**TASK GOAL:** Return all lines in the material below that contain "name".

**INPUT ROWS:**
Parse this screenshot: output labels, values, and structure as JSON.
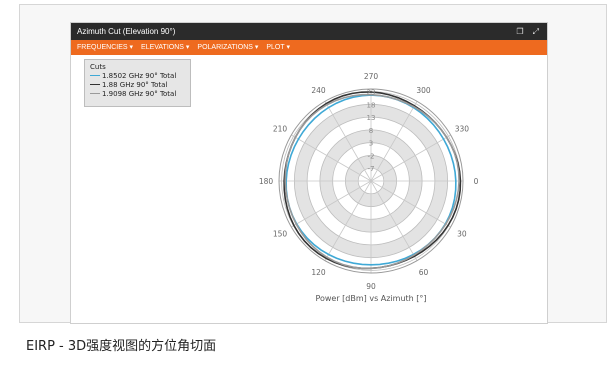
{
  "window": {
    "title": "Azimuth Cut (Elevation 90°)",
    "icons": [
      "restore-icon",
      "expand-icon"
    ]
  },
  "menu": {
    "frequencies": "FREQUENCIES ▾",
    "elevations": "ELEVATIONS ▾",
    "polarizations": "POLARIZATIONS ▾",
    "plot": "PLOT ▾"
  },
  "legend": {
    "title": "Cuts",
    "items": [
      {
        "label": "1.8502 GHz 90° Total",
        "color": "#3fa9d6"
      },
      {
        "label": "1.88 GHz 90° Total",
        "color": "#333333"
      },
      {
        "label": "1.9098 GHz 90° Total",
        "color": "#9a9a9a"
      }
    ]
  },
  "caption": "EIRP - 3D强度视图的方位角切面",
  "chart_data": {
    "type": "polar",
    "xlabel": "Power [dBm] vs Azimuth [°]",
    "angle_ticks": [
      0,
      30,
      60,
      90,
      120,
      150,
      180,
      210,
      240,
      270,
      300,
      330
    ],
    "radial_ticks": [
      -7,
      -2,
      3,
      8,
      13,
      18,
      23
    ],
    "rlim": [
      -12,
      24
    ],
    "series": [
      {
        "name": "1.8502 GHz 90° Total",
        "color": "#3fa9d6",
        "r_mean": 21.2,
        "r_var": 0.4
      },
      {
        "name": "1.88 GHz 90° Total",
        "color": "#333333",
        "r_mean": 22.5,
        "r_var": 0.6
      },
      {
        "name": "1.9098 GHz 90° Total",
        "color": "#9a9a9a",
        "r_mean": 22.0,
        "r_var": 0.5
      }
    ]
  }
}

**SOLUTION TO THE EXERCISE:**
        "name": "1.8502 GHz 90° Total",
        "name": "1.88 GHz 90° Total",
        "name": "1.9098 GHz 90° Total",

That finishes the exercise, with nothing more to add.